▸ **WHAT THE TASK ASKS**:
In your copy, repeat the records exactly and leave out the pictures.

▸ **DATA ROWS**:

───

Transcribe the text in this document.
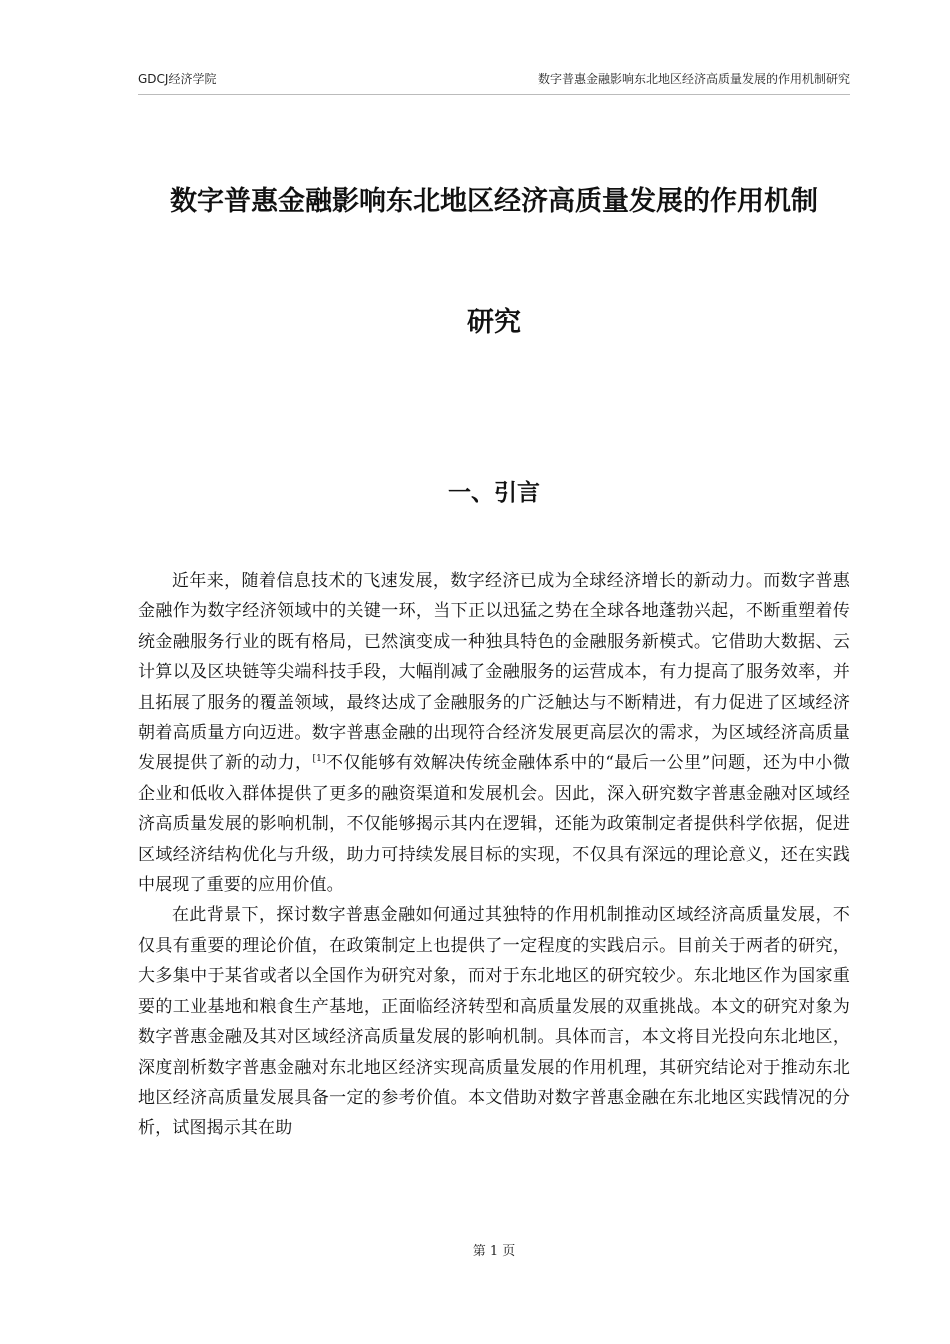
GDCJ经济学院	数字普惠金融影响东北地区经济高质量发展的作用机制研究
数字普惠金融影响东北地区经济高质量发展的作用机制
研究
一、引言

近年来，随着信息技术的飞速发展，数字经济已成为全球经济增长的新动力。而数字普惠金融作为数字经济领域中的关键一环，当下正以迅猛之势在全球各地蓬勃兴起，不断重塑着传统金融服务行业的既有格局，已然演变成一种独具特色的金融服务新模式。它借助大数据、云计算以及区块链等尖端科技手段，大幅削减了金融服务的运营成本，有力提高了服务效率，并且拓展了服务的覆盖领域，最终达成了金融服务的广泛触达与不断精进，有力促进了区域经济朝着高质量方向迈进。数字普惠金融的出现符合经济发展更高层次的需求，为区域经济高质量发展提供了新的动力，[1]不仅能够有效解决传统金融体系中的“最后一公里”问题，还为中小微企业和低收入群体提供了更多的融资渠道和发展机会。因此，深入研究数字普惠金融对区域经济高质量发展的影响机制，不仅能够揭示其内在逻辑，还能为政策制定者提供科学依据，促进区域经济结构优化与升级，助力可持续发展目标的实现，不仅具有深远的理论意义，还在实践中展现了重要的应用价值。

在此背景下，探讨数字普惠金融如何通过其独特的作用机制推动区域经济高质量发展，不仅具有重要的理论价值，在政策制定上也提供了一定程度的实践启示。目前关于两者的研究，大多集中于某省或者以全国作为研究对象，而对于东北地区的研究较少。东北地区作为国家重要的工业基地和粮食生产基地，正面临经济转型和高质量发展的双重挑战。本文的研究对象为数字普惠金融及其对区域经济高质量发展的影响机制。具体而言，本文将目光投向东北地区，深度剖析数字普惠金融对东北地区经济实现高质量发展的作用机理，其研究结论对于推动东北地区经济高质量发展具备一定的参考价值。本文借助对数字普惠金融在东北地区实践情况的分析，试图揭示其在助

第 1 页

───

▸ **EXERCISE RESPONSE**:
Transcribe the text in this document.
GDCJ经济学院	数字普惠金融影响东北地区经济高质量发展的作用机制研究
数字普惠金融影响东北地区经济高质量发展的作用机制
研究
一、引言

近年来，随着信息技术的飞速发展，数字经济已成为全球经济增长的新动力。而数字普惠金融作为数字经济领域中的关键一环，当下正以迅猛之势在全球各地蓬勃兴起，不断重塑着传统金融服务行业的既有格局，已然演变成一种独具特色的金融服务新模式。它借助大数据、云计算以及区块链等尖端科技手段，大幅削减了金融服务的运营成本，有力提高了服务效率，并且拓展了服务的覆盖领域，最终达成了金融服务的广泛触达与不断精进，有力促进了区域经济朝着高质量方向迈进。数字普惠金融的出现符合经济发展更高层次的需求，为区域经济高质量发展提供了新的动力，[1]不仅能够有效解决传统金融体系中的“最后一公里”问题，还为中小微企业和低收入群体提供了更多的融资渠道和发展机会。因此，深入研究数字普惠金融对区域经济高质量发展的影响机制，不仅能够揭示其内在逻辑，还能为政策制定者提供科学依据，促进区域经济结构优化与升级，助力可持续发展目标的实现，不仅具有深远的理论意义，还在实践中展现了重要的应用价值。

在此背景下，探讨数字普惠金融如何通过其独特的作用机制推动区域经济高质量发展，不仅具有重要的理论价值，在政策制定上也提供了一定程度的实践启示。目前关于两者的研究，大多集中于某省或者以全国作为研究对象，而对于东北地区的研究较少。东北地区作为国家重要的工业基地和粮食生产基地，正面临经济转型和高质量发展的双重挑战。本文的研究对象为数字普惠金融及其对区域经济高质量发展的影响机制。具体而言，本文将目光投向东北地区，深度剖析数字普惠金融对东北地区经济实现高质量发展的作用机理，其研究结论对于推动东北地区经济高质量发展具备一定的参考价值。本文借助对数字普惠金融在东北地区实践情况的分析，试图揭示其在助

第 1 页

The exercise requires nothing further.